Problem statement –
Gather each line of the entries below that includes "MVIS".

Exercise inputs –

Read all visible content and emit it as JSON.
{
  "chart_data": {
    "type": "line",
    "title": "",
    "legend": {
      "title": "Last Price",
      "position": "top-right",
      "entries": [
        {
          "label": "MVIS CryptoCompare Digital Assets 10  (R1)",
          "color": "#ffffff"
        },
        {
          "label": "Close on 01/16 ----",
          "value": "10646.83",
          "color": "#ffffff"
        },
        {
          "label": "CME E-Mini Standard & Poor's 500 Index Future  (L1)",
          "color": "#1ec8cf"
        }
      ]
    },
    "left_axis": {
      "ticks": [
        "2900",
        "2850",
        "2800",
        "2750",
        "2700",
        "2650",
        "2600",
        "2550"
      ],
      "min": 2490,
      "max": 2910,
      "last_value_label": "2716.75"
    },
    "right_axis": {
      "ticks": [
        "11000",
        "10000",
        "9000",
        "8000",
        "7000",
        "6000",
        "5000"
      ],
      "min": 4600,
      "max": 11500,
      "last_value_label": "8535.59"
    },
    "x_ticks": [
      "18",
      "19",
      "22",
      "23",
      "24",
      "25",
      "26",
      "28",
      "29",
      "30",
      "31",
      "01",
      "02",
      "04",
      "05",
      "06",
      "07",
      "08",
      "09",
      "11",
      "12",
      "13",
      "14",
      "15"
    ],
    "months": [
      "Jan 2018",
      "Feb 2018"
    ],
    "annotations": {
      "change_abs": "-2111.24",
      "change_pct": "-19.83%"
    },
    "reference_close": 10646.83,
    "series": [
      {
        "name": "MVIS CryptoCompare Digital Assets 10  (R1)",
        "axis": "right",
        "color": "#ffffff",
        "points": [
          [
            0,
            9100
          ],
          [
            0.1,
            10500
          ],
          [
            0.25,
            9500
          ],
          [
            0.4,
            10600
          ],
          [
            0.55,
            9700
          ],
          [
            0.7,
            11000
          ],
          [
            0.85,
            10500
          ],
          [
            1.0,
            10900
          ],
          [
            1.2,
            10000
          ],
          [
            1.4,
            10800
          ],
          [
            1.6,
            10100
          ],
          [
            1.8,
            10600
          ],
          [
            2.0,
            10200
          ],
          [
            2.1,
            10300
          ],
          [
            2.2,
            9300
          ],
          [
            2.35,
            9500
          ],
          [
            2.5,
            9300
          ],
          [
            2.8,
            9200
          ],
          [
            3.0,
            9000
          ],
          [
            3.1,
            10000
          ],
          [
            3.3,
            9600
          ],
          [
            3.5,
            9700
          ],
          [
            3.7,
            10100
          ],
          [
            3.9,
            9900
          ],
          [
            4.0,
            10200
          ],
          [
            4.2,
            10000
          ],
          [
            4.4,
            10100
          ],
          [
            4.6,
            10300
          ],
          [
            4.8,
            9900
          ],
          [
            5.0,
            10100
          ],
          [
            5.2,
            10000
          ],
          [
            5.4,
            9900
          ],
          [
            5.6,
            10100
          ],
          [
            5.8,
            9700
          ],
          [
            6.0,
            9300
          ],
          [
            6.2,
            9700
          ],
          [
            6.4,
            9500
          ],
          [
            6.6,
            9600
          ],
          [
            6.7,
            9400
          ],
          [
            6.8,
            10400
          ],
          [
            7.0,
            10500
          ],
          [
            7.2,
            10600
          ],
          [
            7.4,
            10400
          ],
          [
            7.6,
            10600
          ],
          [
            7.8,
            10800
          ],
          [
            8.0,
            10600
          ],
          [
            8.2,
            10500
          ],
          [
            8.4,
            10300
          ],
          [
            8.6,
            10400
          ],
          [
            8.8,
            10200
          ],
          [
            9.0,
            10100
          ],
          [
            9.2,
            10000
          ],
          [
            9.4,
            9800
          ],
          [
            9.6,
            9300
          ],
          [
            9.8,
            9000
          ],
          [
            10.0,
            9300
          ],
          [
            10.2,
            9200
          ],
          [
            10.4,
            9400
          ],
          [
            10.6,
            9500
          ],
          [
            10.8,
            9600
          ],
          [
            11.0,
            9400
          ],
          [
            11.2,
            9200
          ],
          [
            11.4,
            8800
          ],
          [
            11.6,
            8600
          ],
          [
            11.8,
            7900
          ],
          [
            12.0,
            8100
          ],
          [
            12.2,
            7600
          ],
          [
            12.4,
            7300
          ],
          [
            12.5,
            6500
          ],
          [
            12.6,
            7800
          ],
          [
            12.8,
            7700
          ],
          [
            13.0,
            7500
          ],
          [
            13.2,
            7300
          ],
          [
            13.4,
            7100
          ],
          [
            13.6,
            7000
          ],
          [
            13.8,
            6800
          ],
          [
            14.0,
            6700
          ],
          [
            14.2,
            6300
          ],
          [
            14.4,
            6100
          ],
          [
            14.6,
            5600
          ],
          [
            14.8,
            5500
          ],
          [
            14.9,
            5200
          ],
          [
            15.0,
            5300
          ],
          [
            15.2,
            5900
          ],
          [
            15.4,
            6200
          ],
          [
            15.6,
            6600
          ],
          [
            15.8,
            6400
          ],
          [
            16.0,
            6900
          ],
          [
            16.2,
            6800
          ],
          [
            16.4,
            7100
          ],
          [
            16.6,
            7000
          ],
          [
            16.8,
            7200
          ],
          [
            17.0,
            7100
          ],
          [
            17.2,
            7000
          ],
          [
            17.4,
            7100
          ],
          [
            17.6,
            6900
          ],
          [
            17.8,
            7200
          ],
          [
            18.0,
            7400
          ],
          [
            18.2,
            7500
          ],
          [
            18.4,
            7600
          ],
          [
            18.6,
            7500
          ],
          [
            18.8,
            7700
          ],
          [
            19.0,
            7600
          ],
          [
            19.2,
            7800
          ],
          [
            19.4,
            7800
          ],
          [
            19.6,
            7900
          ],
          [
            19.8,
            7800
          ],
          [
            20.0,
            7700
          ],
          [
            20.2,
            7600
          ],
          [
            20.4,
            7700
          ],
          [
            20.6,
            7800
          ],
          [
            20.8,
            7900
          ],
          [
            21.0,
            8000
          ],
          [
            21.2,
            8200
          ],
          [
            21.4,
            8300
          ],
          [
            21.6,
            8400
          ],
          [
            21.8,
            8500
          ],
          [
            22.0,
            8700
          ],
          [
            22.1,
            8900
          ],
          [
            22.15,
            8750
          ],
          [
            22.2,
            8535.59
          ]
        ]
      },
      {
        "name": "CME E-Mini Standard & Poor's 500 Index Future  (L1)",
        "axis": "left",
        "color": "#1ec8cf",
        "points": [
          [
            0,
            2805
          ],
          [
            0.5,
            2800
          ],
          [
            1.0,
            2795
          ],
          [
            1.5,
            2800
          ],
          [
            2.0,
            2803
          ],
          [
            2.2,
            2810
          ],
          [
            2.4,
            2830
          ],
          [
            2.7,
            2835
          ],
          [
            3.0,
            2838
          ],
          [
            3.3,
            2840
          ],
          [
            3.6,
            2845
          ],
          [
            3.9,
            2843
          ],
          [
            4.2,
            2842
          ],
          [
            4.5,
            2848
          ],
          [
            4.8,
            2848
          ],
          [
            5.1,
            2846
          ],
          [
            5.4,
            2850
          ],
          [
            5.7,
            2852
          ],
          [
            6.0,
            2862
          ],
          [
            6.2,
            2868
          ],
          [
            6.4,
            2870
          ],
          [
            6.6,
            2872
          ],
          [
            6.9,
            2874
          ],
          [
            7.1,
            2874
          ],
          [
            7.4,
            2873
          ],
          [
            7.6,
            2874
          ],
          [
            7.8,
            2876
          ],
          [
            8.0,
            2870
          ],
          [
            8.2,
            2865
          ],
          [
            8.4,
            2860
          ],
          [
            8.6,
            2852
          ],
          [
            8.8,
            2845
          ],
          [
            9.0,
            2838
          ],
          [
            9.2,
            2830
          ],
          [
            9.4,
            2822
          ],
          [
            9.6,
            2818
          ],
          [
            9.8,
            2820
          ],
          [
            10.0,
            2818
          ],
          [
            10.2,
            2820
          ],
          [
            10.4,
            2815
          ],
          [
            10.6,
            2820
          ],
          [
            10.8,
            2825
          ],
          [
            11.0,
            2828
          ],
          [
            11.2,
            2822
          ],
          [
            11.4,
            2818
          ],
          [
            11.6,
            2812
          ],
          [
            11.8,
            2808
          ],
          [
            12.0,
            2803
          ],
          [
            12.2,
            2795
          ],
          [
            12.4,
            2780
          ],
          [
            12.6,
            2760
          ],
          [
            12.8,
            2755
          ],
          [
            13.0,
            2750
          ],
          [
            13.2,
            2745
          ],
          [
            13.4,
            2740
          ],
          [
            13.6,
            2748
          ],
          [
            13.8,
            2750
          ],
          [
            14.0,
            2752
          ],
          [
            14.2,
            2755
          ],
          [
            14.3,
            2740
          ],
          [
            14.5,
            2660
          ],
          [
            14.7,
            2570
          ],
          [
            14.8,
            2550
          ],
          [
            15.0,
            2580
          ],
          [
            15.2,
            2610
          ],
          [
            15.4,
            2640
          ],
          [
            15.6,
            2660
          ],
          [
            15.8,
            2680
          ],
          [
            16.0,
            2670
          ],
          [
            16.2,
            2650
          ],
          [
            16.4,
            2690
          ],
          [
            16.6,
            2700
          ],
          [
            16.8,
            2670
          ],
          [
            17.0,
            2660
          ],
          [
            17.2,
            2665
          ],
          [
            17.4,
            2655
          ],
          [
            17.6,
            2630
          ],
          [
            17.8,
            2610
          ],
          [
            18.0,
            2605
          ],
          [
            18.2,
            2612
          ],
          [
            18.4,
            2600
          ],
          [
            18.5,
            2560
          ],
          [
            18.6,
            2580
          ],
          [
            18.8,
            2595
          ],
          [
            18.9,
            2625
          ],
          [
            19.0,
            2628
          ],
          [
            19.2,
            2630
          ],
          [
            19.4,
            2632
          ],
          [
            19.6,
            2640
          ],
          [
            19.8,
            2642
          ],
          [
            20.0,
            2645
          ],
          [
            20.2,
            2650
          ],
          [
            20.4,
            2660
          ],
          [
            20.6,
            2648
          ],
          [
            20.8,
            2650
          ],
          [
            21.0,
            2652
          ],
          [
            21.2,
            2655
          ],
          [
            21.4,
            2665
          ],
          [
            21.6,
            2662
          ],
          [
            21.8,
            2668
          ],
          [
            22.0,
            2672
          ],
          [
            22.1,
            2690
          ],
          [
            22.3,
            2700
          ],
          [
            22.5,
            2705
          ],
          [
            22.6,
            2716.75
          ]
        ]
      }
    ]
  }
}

Exercise response –
          "label": "MVIS CryptoCompare Digital Assets 10  (R1)",
        "name": "MVIS CryptoCompare Digital Assets 10  (R1)",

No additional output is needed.